[Stored records]

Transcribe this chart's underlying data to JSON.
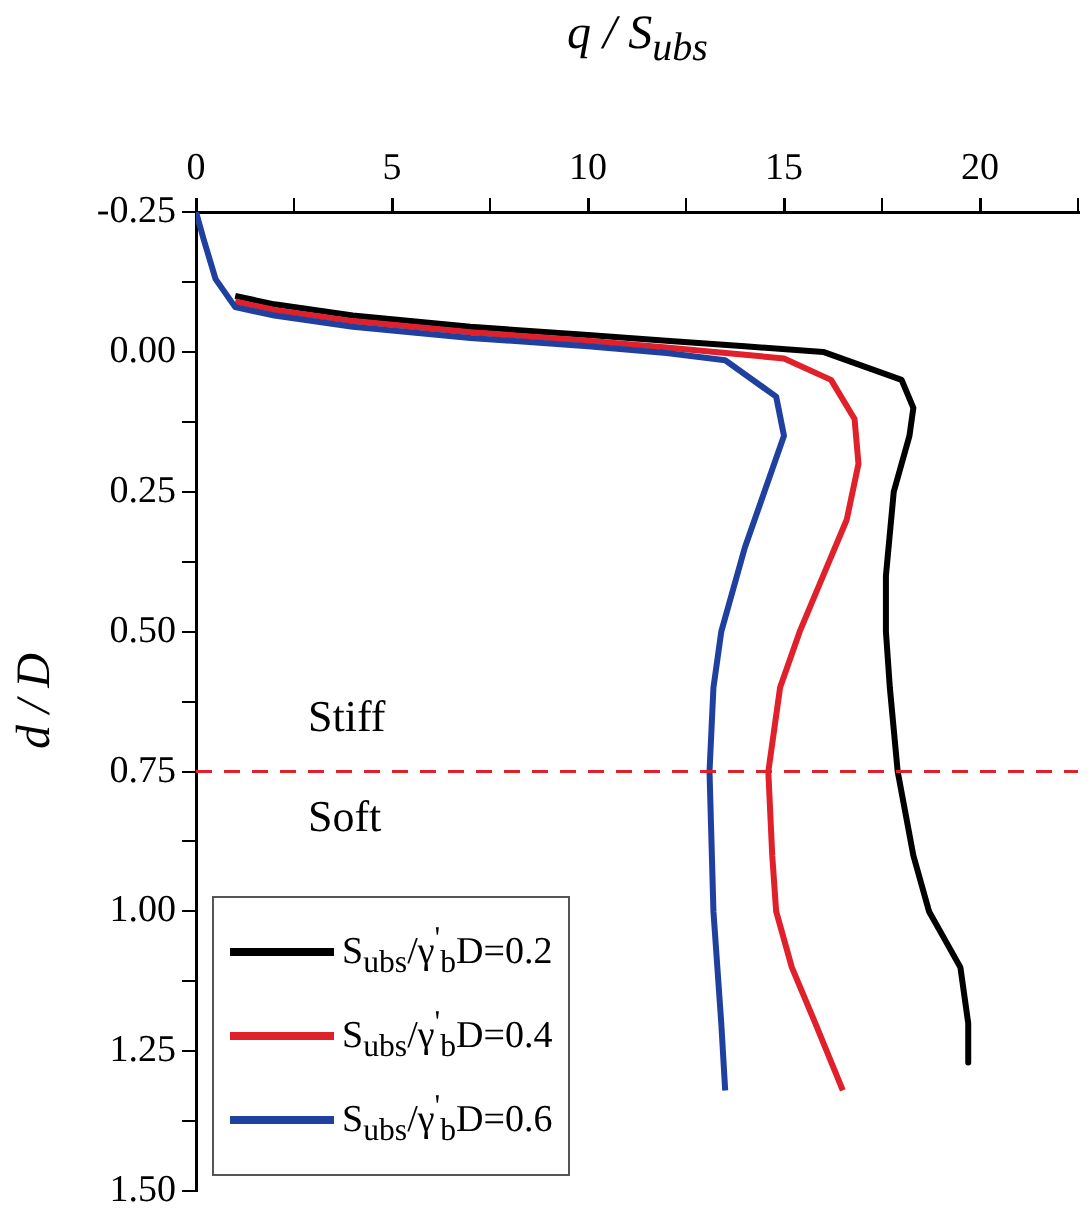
{
  "chart_data": {
    "type": "line",
    "xlabel": "q / S$_{ubs}$",
    "ylabel": "d / D",
    "xlim": [
      0,
      22.5
    ],
    "xticks": [
      0,
      {
        "value": 2.5,
        "label": null
      },
      5,
      {
        "value": 7.5,
        "label": null
      },
      10,
      {
        "value": 12.5,
        "label": null
      },
      15,
      {
        "value": 17.5,
        "label": null
      },
      20,
      {
        "value": 22.5,
        "label": null
      }
    ],
    "ylim": [
      1.5,
      -0.25
    ],
    "yticks": [
      {
        "value": -0.25,
        "label": "-0.25"
      },
      {
        "value": -0.125,
        "label": null
      },
      {
        "value": 0,
        "label": "0.00"
      },
      {
        "value": 0.125,
        "label": null
      },
      {
        "value": 0.25,
        "label": "0.25"
      },
      {
        "value": 0.375,
        "label": null
      },
      {
        "value": 0.5,
        "label": "0.50"
      },
      {
        "value": 0.625,
        "label": null
      },
      {
        "value": 0.75,
        "label": "0.75"
      },
      {
        "value": 0.875,
        "label": null
      },
      {
        "value": 1,
        "label": "1.00"
      },
      {
        "value": 1.125,
        "label": null
      },
      {
        "value": 1.25,
        "label": "1.25"
      },
      {
        "value": 1.375,
        "label": null
      },
      {
        "value": 1.5,
        "label": "1.50"
      }
    ],
    "grid": false,
    "legend": "bottom left",
    "marker": "none",
    "line_style": "solid",
    "series": [
      {
        "name": "S$_{ubs}$/γ$^{'}$$_{b}$D=0.2",
        "color": "#000000",
        "x": [
          1,
          2,
          4,
          7,
          10,
          12,
          14,
          16,
          18,
          18.3,
          18.2,
          17.8,
          17.6,
          17.6,
          17.7,
          17.9,
          18.3,
          18.7,
          19.1,
          19.5,
          19.7,
          19.7
        ],
        "values": [
          -0.1,
          -0.085,
          -0.065,
          -0.045,
          -0.03,
          -0.02,
          -0.01,
          0.0,
          0.05,
          0.1,
          0.15,
          0.25,
          0.4,
          0.5,
          0.6,
          0.75,
          0.9,
          1.0,
          1.05,
          1.1,
          1.2,
          1.27
        ]
      },
      {
        "name": "S$_{ubs}$/γ$^{'}$$_{b}$D=0.4",
        "color": "#e0202a",
        "x": [
          1,
          2,
          4,
          7,
          10,
          12,
          14,
          15,
          16.2,
          16.8,
          16.9,
          16.6,
          16.0,
          15.4,
          14.9,
          14.6,
          14.7,
          14.8,
          15.2,
          15.8,
          16.5
        ],
        "values": [
          -0.09,
          -0.075,
          -0.055,
          -0.035,
          -0.02,
          -0.008,
          0.005,
          0.012,
          0.05,
          0.12,
          0.2,
          0.3,
          0.4,
          0.5,
          0.6,
          0.75,
          0.9,
          1.0,
          1.1,
          1.2,
          1.32
        ]
      },
      {
        "name": "S$_{ubs}$/γ$^{'}$$_{b}$D=0.6",
        "color": "#2040a0",
        "x": [
          0,
          0.2,
          0.5,
          1,
          2,
          4,
          7,
          10,
          12,
          13.5,
          14.8,
          15.0,
          14.5,
          14.0,
          13.4,
          13.2,
          13.1,
          13.2,
          13.4,
          13.5
        ],
        "values": [
          -0.25,
          -0.2,
          -0.13,
          -0.08,
          -0.065,
          -0.045,
          -0.025,
          -0.01,
          0.002,
          0.015,
          0.08,
          0.15,
          0.25,
          0.35,
          0.5,
          0.6,
          0.75,
          1.0,
          1.2,
          1.32
        ]
      }
    ],
    "ref_lines": [
      {
        "axis": "y",
        "value": 0.75,
        "color": "#e0202a",
        "line_style": "dashed"
      }
    ],
    "annotations": [
      "Stiff",
      "Soft"
    ]
  }
}
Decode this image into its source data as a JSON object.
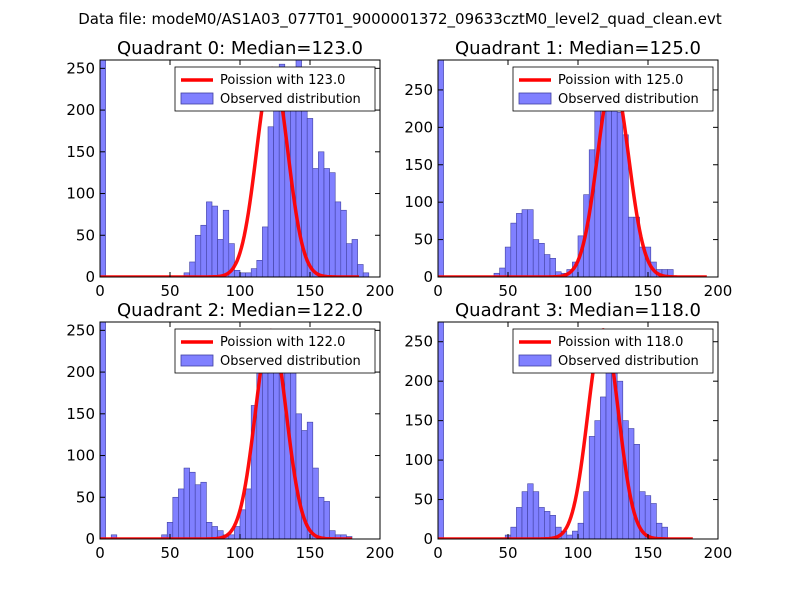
{
  "figure": {
    "suptitle": "Data file: modeM0/AS1A03_077T01_9000001372_09633cztM0_level2_quad_clean.evt"
  },
  "colors": {
    "poisson": "#ff0000",
    "observed_fill": "#8080ff",
    "observed_edge": "#4040a0",
    "axes": "#000000"
  },
  "chart_data": [
    {
      "type": "histogram+line",
      "title": "Quadrant 0: Median=123.0",
      "xlim": [
        0,
        200
      ],
      "ylim": [
        0,
        260
      ],
      "xticks": [
        0,
        50,
        100,
        150,
        200
      ],
      "yticks": [
        0,
        50,
        100,
        150,
        200,
        250
      ],
      "legend_location": "top-right",
      "line_label": "Poission with 123.0",
      "hist_label": "Observed distribution",
      "poisson_mean": 123.0,
      "poisson_peak": 250,
      "poisson_xrange": [
        0,
        185
      ],
      "bin_width": 4,
      "hist_start": 0,
      "hist_counts": [
        260,
        0,
        0,
        0,
        0,
        0,
        0,
        0,
        0,
        0,
        0,
        0,
        0,
        0,
        0,
        5,
        18,
        50,
        62,
        90,
        85,
        45,
        80,
        40,
        8,
        5,
        5,
        10,
        20,
        60,
        180,
        200,
        255,
        250,
        230,
        260,
        240,
        190,
        130,
        150,
        130,
        125,
        90,
        80,
        40,
        45,
        15,
        5,
        0,
        0
      ]
    },
    {
      "type": "histogram+line",
      "title": "Quadrant 1: Median=125.0",
      "xlim": [
        0,
        200
      ],
      "ylim": [
        0,
        290
      ],
      "xticks": [
        0,
        50,
        100,
        150,
        200
      ],
      "yticks": [
        0,
        50,
        100,
        150,
        200,
        250
      ],
      "legend_location": "top-right",
      "line_label": "Poission with 125.0",
      "hist_label": "Observed distribution",
      "poisson_mean": 125.0,
      "poisson_peak": 265,
      "poisson_xrange": [
        0,
        192
      ],
      "bin_width": 4,
      "hist_start": 0,
      "hist_counts": [
        290,
        0,
        0,
        0,
        0,
        0,
        0,
        0,
        0,
        0,
        5,
        12,
        40,
        72,
        85,
        90,
        90,
        50,
        45,
        30,
        25,
        7,
        5,
        10,
        20,
        55,
        110,
        170,
        225,
        260,
        275,
        250,
        220,
        190,
        80,
        80,
        40,
        40,
        20,
        10,
        10,
        10,
        0,
        0,
        0,
        0,
        0,
        0,
        0,
        0
      ]
    },
    {
      "type": "histogram+line",
      "title": "Quadrant 2: Median=122.0",
      "xlim": [
        0,
        200
      ],
      "ylim": [
        0,
        260
      ],
      "xticks": [
        0,
        50,
        100,
        150,
        200
      ],
      "yticks": [
        0,
        50,
        100,
        150,
        200,
        250
      ],
      "legend_location": "top-right",
      "line_label": "Poission with 122.0",
      "hist_label": "Observed distribution",
      "poisson_mean": 122.0,
      "poisson_peak": 250,
      "poisson_xrange": [
        0,
        180
      ],
      "bin_width": 4,
      "hist_start": 0,
      "hist_counts": [
        260,
        0,
        5,
        0,
        0,
        0,
        0,
        0,
        0,
        0,
        0,
        5,
        20,
        50,
        60,
        85,
        80,
        65,
        68,
        20,
        15,
        10,
        5,
        5,
        15,
        35,
        60,
        160,
        200,
        225,
        250,
        230,
        220,
        240,
        220,
        150,
        130,
        140,
        85,
        50,
        45,
        10,
        5,
        5,
        3,
        0,
        0,
        0,
        0,
        0
      ]
    },
    {
      "type": "histogram+line",
      "title": "Quadrant 3: Median=118.0",
      "xlim": [
        0,
        200
      ],
      "ylim": [
        0,
        275
      ],
      "xticks": [
        0,
        50,
        100,
        150,
        200
      ],
      "yticks": [
        0,
        50,
        100,
        150,
        200,
        250
      ],
      "legend_location": "top-right",
      "line_label": "Poission with 118.0",
      "hist_label": "Observed distribution",
      "poisson_mean": 118.0,
      "poisson_peak": 265,
      "poisson_xrange": [
        0,
        182
      ],
      "bin_width": 4,
      "hist_start": 0,
      "hist_counts": [
        275,
        0,
        0,
        0,
        0,
        0,
        0,
        0,
        0,
        0,
        0,
        0,
        5,
        15,
        40,
        60,
        70,
        60,
        40,
        35,
        30,
        15,
        10,
        5,
        10,
        20,
        60,
        130,
        150,
        180,
        230,
        240,
        200,
        150,
        140,
        120,
        60,
        55,
        45,
        20,
        15,
        0,
        0,
        0,
        0,
        0,
        0,
        0,
        0,
        0
      ]
    }
  ]
}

(Short exercise) Look over the material above and show each line where "with" appears.

(Answer to this problem)
      "line_label": "Poission with 123.0",
      "line_label": "Poission with 125.0",
      "line_label": "Poission with 122.0",
      "line_label": "Poission with 118.0",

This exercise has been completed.